## [Exercise aim]
Review the lines that follow and copy each one that contains the word "color".

******

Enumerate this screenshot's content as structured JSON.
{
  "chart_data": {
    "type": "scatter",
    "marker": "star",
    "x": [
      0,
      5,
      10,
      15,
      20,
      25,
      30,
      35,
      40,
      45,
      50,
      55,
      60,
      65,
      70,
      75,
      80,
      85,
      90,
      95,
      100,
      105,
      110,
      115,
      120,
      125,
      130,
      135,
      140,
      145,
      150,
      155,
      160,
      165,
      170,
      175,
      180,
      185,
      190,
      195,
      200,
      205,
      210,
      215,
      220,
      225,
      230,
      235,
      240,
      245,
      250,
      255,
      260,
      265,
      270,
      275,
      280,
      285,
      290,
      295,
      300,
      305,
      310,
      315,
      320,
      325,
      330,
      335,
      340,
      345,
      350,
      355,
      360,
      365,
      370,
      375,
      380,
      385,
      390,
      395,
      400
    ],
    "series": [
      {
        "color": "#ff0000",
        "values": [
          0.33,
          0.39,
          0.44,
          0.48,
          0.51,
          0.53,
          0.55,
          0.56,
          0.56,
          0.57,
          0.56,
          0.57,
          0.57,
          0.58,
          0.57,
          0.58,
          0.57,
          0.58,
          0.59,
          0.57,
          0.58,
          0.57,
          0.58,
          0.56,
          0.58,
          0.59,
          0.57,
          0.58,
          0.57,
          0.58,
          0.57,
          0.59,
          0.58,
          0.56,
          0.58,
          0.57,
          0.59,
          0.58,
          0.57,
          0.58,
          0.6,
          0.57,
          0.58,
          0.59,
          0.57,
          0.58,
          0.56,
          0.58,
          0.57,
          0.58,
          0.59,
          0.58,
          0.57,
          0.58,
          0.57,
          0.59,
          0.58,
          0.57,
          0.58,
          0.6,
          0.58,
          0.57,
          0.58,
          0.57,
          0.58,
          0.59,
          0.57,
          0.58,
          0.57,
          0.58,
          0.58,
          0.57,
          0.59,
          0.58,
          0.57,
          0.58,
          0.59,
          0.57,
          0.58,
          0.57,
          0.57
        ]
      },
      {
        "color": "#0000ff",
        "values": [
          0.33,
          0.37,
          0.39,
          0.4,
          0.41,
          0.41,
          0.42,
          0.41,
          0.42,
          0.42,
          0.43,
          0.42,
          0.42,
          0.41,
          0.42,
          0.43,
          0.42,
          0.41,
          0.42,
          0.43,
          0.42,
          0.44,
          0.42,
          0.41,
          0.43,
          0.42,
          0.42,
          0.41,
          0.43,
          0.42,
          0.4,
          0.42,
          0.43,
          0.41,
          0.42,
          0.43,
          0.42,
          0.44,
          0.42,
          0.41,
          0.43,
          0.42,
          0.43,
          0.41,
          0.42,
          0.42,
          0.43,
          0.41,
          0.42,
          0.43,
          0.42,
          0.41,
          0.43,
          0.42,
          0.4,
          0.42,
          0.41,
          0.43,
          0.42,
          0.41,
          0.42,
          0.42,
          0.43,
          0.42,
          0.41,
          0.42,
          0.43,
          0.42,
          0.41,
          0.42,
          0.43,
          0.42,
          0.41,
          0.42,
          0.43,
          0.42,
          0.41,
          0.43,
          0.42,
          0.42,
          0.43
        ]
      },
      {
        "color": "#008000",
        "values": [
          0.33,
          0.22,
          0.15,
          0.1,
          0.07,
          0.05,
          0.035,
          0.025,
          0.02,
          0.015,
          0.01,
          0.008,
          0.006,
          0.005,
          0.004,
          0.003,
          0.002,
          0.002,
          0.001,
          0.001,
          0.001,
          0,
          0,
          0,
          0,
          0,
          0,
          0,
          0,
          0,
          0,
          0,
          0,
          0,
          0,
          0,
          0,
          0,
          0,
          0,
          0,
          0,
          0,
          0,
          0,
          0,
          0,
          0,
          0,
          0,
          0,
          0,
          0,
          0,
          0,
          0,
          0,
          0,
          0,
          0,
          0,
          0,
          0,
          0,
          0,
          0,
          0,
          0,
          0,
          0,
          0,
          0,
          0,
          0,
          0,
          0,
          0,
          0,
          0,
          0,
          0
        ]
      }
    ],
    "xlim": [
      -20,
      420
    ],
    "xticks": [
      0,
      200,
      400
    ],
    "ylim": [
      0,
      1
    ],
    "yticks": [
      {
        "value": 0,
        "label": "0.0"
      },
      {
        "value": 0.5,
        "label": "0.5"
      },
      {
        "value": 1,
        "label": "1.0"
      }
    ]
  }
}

******

## [Answer below]
        "color": "#ff0000",
        "color": "#0000ff",
        "color": "#008000",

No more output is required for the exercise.